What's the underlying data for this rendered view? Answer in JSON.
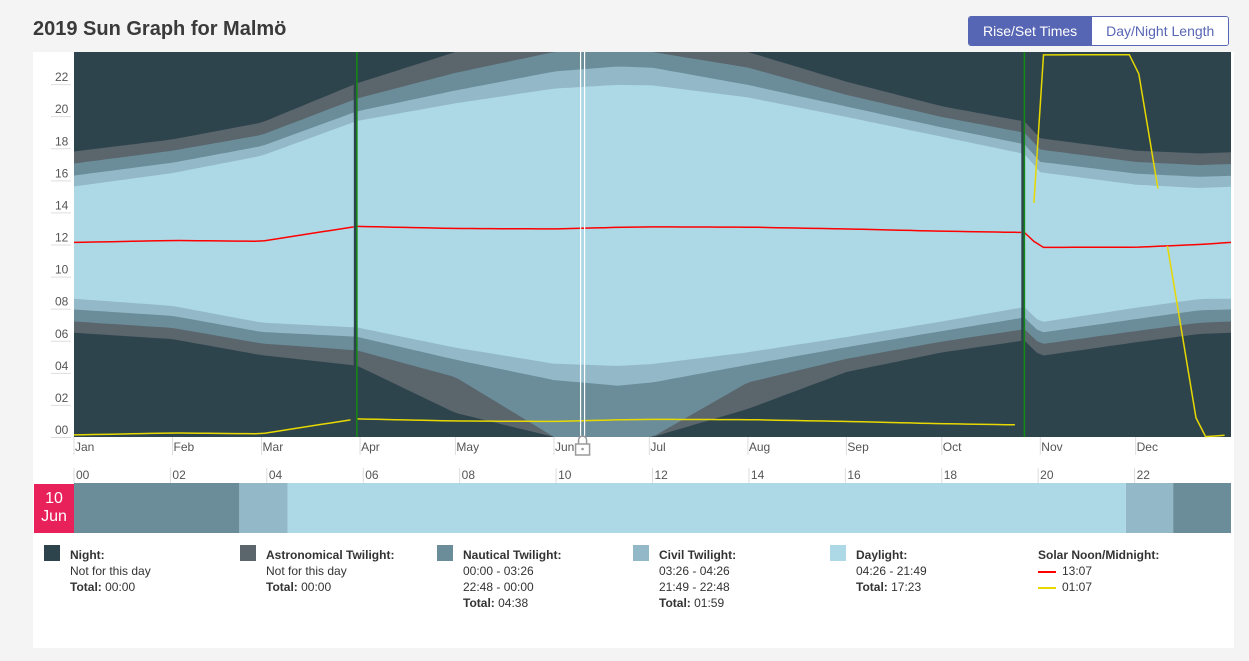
{
  "title": "2019 Sun Graph for Malmö",
  "toggle": {
    "rise_set": "Rise/Set Times",
    "day_night": "Day/Night Length"
  },
  "colors": {
    "night": "#2e444d",
    "astro": "#5a656c",
    "nautical": "#6a8d99",
    "civil": "#93b9c8",
    "day": "#add8e6",
    "noon": "#ff0000",
    "midnight": "#e6d800",
    "dst": "#138a13"
  },
  "chart_data": {
    "type": "area",
    "title": "2019 Sun Graph for Malmö",
    "x_ticks": [
      "Jan",
      "Feb",
      "Mar",
      "Apr",
      "May",
      "Jun",
      "Jul",
      "Aug",
      "Sep",
      "Oct",
      "Nov",
      "Dec"
    ],
    "y_ticks": [
      "00",
      "02",
      "04",
      "06",
      "08",
      "10",
      "12",
      "14",
      "16",
      "18",
      "20",
      "22"
    ],
    "y_range": [
      0,
      24
    ],
    "dst_start_day": 90,
    "dst_end_day": 300,
    "selected_day": 161,
    "series_samples_day": [
      1,
      32,
      60,
      90,
      121,
      152,
      172,
      183,
      213,
      244,
      274,
      300,
      305,
      335,
      355,
      365
    ],
    "sunrise": [
      8.62,
      8.17,
      7.13,
      6.83,
      5.57,
      4.57,
      4.43,
      4.55,
      5.28,
      6.23,
      7.2,
      8.1,
      7.15,
      8.05,
      8.6,
      8.62
    ],
    "sunset": [
      15.62,
      16.45,
      17.53,
      19.7,
      20.8,
      21.72,
      21.95,
      21.92,
      21.17,
      19.95,
      18.72,
      17.65,
      16.5,
      15.73,
      15.52,
      15.6
    ],
    "civil_dawn": [
      7.95,
      7.55,
      6.55,
      6.25,
      4.82,
      3.55,
      3.2,
      3.4,
      4.5,
      5.6,
      6.6,
      7.45,
      6.5,
      7.35,
      7.9,
      7.95
    ],
    "civil_dusk": [
      16.3,
      17.1,
      18.13,
      20.3,
      21.6,
      22.78,
      23.1,
      23.02,
      21.95,
      20.6,
      19.3,
      18.25,
      17.15,
      16.42,
      16.22,
      16.28
    ],
    "nautical_dawn": [
      7.2,
      6.8,
      5.83,
      5.4,
      3.73,
      0.0,
      0.0,
      0.0,
      3.4,
      4.87,
      5.95,
      6.72,
      5.78,
      6.6,
      7.12,
      7.2
    ],
    "nautical_dusk": [
      17.05,
      17.85,
      18.83,
      21.1,
      22.7,
      24.0,
      24.0,
      24.0,
      23.03,
      21.33,
      19.95,
      18.97,
      17.92,
      17.15,
      16.95,
      17.02
    ],
    "astro_dawn": [
      6.5,
      6.1,
      5.1,
      4.45,
      1.5,
      0.0,
      0.0,
      0.0,
      1.75,
      4.05,
      5.27,
      6.02,
      5.05,
      5.9,
      6.42,
      6.5
    ],
    "astro_dusk": [
      17.8,
      18.55,
      19.6,
      22.05,
      24.0,
      24.0,
      24.0,
      24.0,
      24.0,
      22.15,
      20.62,
      19.67,
      18.62,
      17.85,
      17.68,
      17.75
    ],
    "solar_noon": [
      12.13,
      12.25,
      12.2,
      13.13,
      13.0,
      12.97,
      13.07,
      13.1,
      13.08,
      12.97,
      12.83,
      12.75,
      11.82,
      11.83,
      12.0,
      12.13
    ],
    "solar_midnight": [
      0.13,
      0.25,
      0.2,
      1.13,
      1.0,
      0.97,
      1.07,
      1.1,
      1.08,
      0.97,
      0.83,
      0.75,
      23.82,
      23.83,
      0.0,
      0.13
    ],
    "day_bar": {
      "hour_ticks": [
        "00",
        "02",
        "04",
        "06",
        "08",
        "10",
        "12",
        "14",
        "16",
        "18",
        "20",
        "22"
      ],
      "segments": [
        {
          "band": "nautical",
          "from": 0.0,
          "to": 3.43
        },
        {
          "band": "civil",
          "from": 3.43,
          "to": 4.43
        },
        {
          "band": "day",
          "from": 4.43,
          "to": 21.82
        },
        {
          "band": "civil",
          "from": 21.82,
          "to": 22.8
        },
        {
          "band": "nautical",
          "from": 22.8,
          "to": 24.0
        }
      ]
    }
  },
  "selected_date": {
    "day": "10",
    "month": "Jun"
  },
  "legend": {
    "night": {
      "title": "Night:",
      "line1": "Not for this day",
      "total_label": "Total:",
      "total": "00:00"
    },
    "astro": {
      "title": "Astronomical Twilight:",
      "line1": "Not for this day",
      "total_label": "Total:",
      "total": "00:00"
    },
    "nautical": {
      "title": "Nautical Twilight:",
      "line1": "00:00 - 03:26",
      "line2": "22:48 - 00:00",
      "total_label": "Total:",
      "total": "04:38"
    },
    "civil": {
      "title": "Civil Twilight:",
      "line1": "03:26 - 04:26",
      "line2": "21:49 - 22:48",
      "total_label": "Total:",
      "total": "01:59"
    },
    "daylight": {
      "title": "Daylight:",
      "line1": "04:26 - 21:49",
      "total_label": "Total:",
      "total": "17:23"
    },
    "solar": {
      "title": "Solar Noon/Midnight:",
      "noon": "13:07",
      "midnight": "01:07"
    }
  }
}
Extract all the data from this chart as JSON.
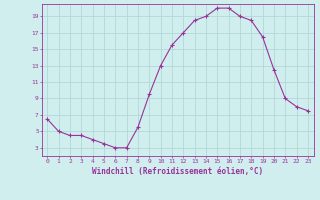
{
  "x": [
    0,
    1,
    2,
    3,
    4,
    5,
    6,
    7,
    8,
    9,
    10,
    11,
    12,
    13,
    14,
    15,
    16,
    17,
    18,
    19,
    20,
    21,
    22,
    23
  ],
  "y": [
    6.5,
    5.0,
    4.5,
    4.5,
    4.0,
    3.5,
    3.0,
    3.0,
    5.5,
    9.5,
    13.0,
    15.5,
    17.0,
    18.5,
    19.0,
    20.0,
    20.0,
    19.0,
    18.5,
    16.5,
    12.5,
    9.0,
    8.0,
    7.5
  ],
  "line_color": "#993399",
  "marker": "+",
  "bg_color": "#d0eeee",
  "grid_color": "#b0d8d8",
  "xlabel": "Windchill (Refroidissement éolien,°C)",
  "xlabel_color": "#993399",
  "tick_color": "#993399",
  "xlim": [
    -0.5,
    23.5
  ],
  "ylim": [
    2,
    20.5
  ],
  "yticks": [
    3,
    5,
    7,
    9,
    11,
    13,
    15,
    17,
    19
  ],
  "axis_color": "#993399",
  "figsize": [
    3.2,
    2.0
  ],
  "dpi": 100
}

• [What needs to be done]:
Skip the pictures and transcribe the rest of the records exactly.

• [Exercise answer]:
What's the underlying data for this rendered view? Answer in JSON.
{
  "title": "2019 Sun Graph for Malmö",
  "toggle": {
    "rise_set": "Rise/Set Times",
    "day_night": "Day/Night Length"
  },
  "colors": {
    "night": "#2e444d",
    "astro": "#5a656c",
    "nautical": "#6a8d99",
    "civil": "#93b9c8",
    "day": "#add8e6",
    "noon": "#ff0000",
    "midnight": "#e6d800",
    "dst": "#138a13"
  },
  "chart_data": {
    "type": "area",
    "title": "2019 Sun Graph for Malmö",
    "x_ticks": [
      "Jan",
      "Feb",
      "Mar",
      "Apr",
      "May",
      "Jun",
      "Jul",
      "Aug",
      "Sep",
      "Oct",
      "Nov",
      "Dec"
    ],
    "y_ticks": [
      "00",
      "02",
      "04",
      "06",
      "08",
      "10",
      "12",
      "14",
      "16",
      "18",
      "20",
      "22"
    ],
    "y_range": [
      0,
      24
    ],
    "dst_start_day": 90,
    "dst_end_day": 300,
    "selected_day": 161,
    "series_samples_day": [
      1,
      32,
      60,
      90,
      121,
      152,
      172,
      183,
      213,
      244,
      274,
      300,
      305,
      335,
      355,
      365
    ],
    "sunrise": [
      8.62,
      8.17,
      7.13,
      6.83,
      5.57,
      4.57,
      4.43,
      4.55,
      5.28,
      6.23,
      7.2,
      8.1,
      7.15,
      8.05,
      8.6,
      8.62
    ],
    "sunset": [
      15.62,
      16.45,
      17.53,
      19.7,
      20.8,
      21.72,
      21.95,
      21.92,
      21.17,
      19.95,
      18.72,
      17.65,
      16.5,
      15.73,
      15.52,
      15.6
    ],
    "civil_dawn": [
      7.95,
      7.55,
      6.55,
      6.25,
      4.82,
      3.55,
      3.2,
      3.4,
      4.5,
      5.6,
      6.6,
      7.45,
      6.5,
      7.35,
      7.9,
      7.95
    ],
    "civil_dusk": [
      16.3,
      17.1,
      18.13,
      20.3,
      21.6,
      22.78,
      23.1,
      23.02,
      21.95,
      20.6,
      19.3,
      18.25,
      17.15,
      16.42,
      16.22,
      16.28
    ],
    "nautical_dawn": [
      7.2,
      6.8,
      5.83,
      5.4,
      3.73,
      0.0,
      0.0,
      0.0,
      3.4,
      4.87,
      5.95,
      6.72,
      5.78,
      6.6,
      7.12,
      7.2
    ],
    "nautical_dusk": [
      17.05,
      17.85,
      18.83,
      21.1,
      22.7,
      24.0,
      24.0,
      24.0,
      23.03,
      21.33,
      19.95,
      18.97,
      17.92,
      17.15,
      16.95,
      17.02
    ],
    "astro_dawn": [
      6.5,
      6.1,
      5.1,
      4.45,
      1.5,
      0.0,
      0.0,
      0.0,
      1.75,
      4.05,
      5.27,
      6.02,
      5.05,
      5.9,
      6.42,
      6.5
    ],
    "astro_dusk": [
      17.8,
      18.55,
      19.6,
      22.05,
      24.0,
      24.0,
      24.0,
      24.0,
      24.0,
      22.15,
      20.62,
      19.67,
      18.62,
      17.85,
      17.68,
      17.75
    ],
    "solar_noon": [
      12.13,
      12.25,
      12.2,
      13.13,
      13.0,
      12.97,
      13.07,
      13.1,
      13.08,
      12.97,
      12.83,
      12.75,
      11.82,
      11.83,
      12.0,
      12.13
    ],
    "solar_midnight": [
      0.13,
      0.25,
      0.2,
      1.13,
      1.0,
      0.97,
      1.07,
      1.1,
      1.08,
      0.97,
      0.83,
      0.75,
      23.82,
      23.83,
      0.0,
      0.13
    ],
    "day_bar": {
      "hour_ticks": [
        "00",
        "02",
        "04",
        "06",
        "08",
        "10",
        "12",
        "14",
        "16",
        "18",
        "20",
        "22"
      ],
      "segments": [
        {
          "band": "nautical",
          "from": 0.0,
          "to": 3.43
        },
        {
          "band": "civil",
          "from": 3.43,
          "to": 4.43
        },
        {
          "band": "day",
          "from": 4.43,
          "to": 21.82
        },
        {
          "band": "civil",
          "from": 21.82,
          "to": 22.8
        },
        {
          "band": "nautical",
          "from": 22.8,
          "to": 24.0
        }
      ]
    }
  },
  "selected_date": {
    "day": "10",
    "month": "Jun"
  },
  "legend": {
    "night": {
      "title": "Night:",
      "line1": "Not for this day",
      "total_label": "Total:",
      "total": "00:00"
    },
    "astro": {
      "title": "Astronomical Twilight:",
      "line1": "Not for this day",
      "total_label": "Total:",
      "total": "00:00"
    },
    "nautical": {
      "title": "Nautical Twilight:",
      "line1": "00:00 - 03:26",
      "line2": "22:48 - 00:00",
      "total_label": "Total:",
      "total": "04:38"
    },
    "civil": {
      "title": "Civil Twilight:",
      "line1": "03:26 - 04:26",
      "line2": "21:49 - 22:48",
      "total_label": "Total:",
      "total": "01:59"
    },
    "daylight": {
      "title": "Daylight:",
      "line1": "04:26 - 21:49",
      "total_label": "Total:",
      "total": "17:23"
    },
    "solar": {
      "title": "Solar Noon/Midnight:",
      "noon": "13:07",
      "midnight": "01:07"
    }
  }
}
Extract all the data from this chart as JSON.
{
  "x": [
    0,
    1,
    2,
    3,
    4,
    5,
    6,
    7,
    8,
    9,
    10,
    11,
    12,
    13,
    14,
    15,
    16,
    17,
    18,
    19,
    20,
    21,
    22,
    23
  ],
  "y": [
    6.5,
    5.0,
    4.5,
    4.5,
    4.0,
    3.5,
    3.0,
    3.0,
    5.5,
    9.5,
    13.0,
    15.5,
    17.0,
    18.5,
    19.0,
    20.0,
    20.0,
    19.0,
    18.5,
    16.5,
    12.5,
    9.0,
    8.0,
    7.5
  ],
  "line_color": "#993399",
  "marker": "+",
  "bg_color": "#d0eeee",
  "grid_color": "#b0d8d8",
  "xlabel": "Windchill (Refroidissement éolien,°C)",
  "xlabel_color": "#993399",
  "tick_color": "#993399",
  "xlim": [
    -0.5,
    23.5
  ],
  "ylim": [
    2,
    20.5
  ],
  "yticks": [
    3,
    5,
    7,
    9,
    11,
    13,
    15,
    17,
    19
  ],
  "axis_color": "#993399",
  "figsize": [
    3.2,
    2.0
  ],
  "dpi": 100
}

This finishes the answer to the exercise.